-- begin --

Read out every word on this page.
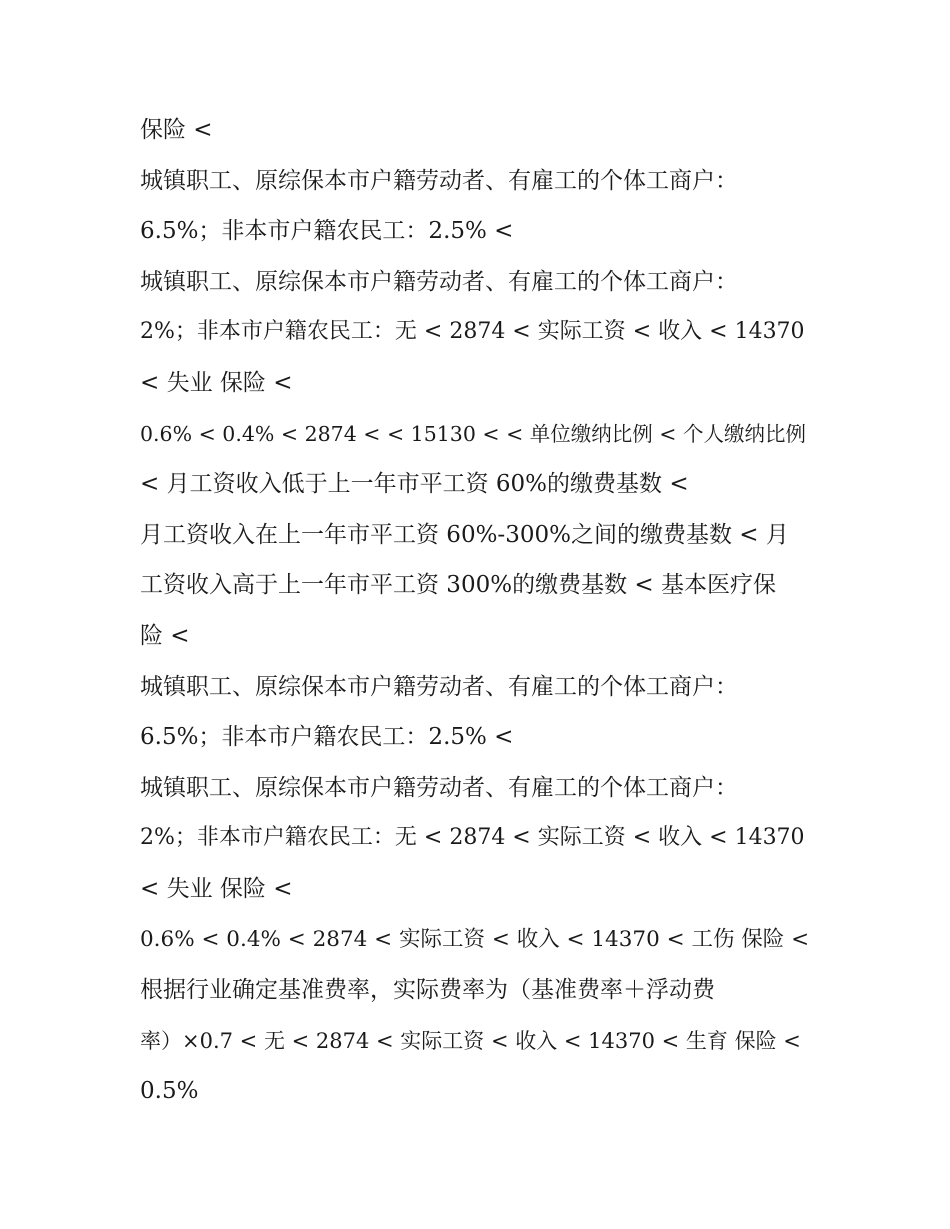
保险 <

城镇职工、原综保本市户籍劳动者、有雇工的个体工商户：

6.5%；非本市户籍农民工：2.5% <

城镇职工、原综保本市户籍劳动者、有雇工的个体工商户：

2%；非本市户籍农民工：无 < 2874 < 实际工资 < 收入 < 14370

< 失业 保险 <

0.6% < 0.4% < 2874 < < 15130 < < 单位缴纳比例 < 个人缴纳比例

< 月工资收入低于上一年市平工资 60%的缴费基数 <

月工资收入在上一年市平工资 60%-300%之间的缴费基数 < 月

工资收入高于上一年市平工资 300%的缴费基数 < 基本医疗保

险 <

城镇职工、原综保本市户籍劳动者、有雇工的个体工商户：

6.5%；非本市户籍农民工：2.5% <

城镇职工、原综保本市户籍劳动者、有雇工的个体工商户：

2%；非本市户籍农民工：无 < 2874 < 实际工资 < 收入 < 14370

< 失业 保险 <

0.6% < 0.4% < 2874 < 实际工资 < 收入 < 14370 < 工伤 保险 <

根据行业确定基准费率，实际费率为（基准费率＋浮动费

率）×0.7 < 无 < 2874 < 实际工资 < 收入 < 14370 < 生育 保险 <

0.5%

-- end --

:: WHAT NEEDS TO BE DONE ::
Set every line down exactly as written, leaving each picture out.

:: OUTPUT FOR THIS TASK ::
Read out every word on this page.
保险 <

城镇职工、原综保本市户籍劳动者、有雇工的个体工商户：

6.5%；非本市户籍农民工：2.5% <

城镇职工、原综保本市户籍劳动者、有雇工的个体工商户：

2%；非本市户籍农民工：无 < 2874 < 实际工资 < 收入 < 14370

< 失业 保险 <

0.6% < 0.4% < 2874 < < 15130 < < 单位缴纳比例 < 个人缴纳比例

< 月工资收入低于上一年市平工资 60%的缴费基数 <

月工资收入在上一年市平工资 60%-300%之间的缴费基数 < 月

工资收入高于上一年市平工资 300%的缴费基数 < 基本医疗保

险 <

城镇职工、原综保本市户籍劳动者、有雇工的个体工商户：

6.5%；非本市户籍农民工：2.5% <

城镇职工、原综保本市户籍劳动者、有雇工的个体工商户：

2%；非本市户籍农民工：无 < 2874 < 实际工资 < 收入 < 14370

< 失业 保险 <

0.6% < 0.4% < 2874 < 实际工资 < 收入 < 14370 < 工伤 保险 <

根据行业确定基准费率，实际费率为（基准费率＋浮动费

率）×0.7 < 无 < 2874 < 实际工资 < 收入 < 14370 < 生育 保险 <

0.5%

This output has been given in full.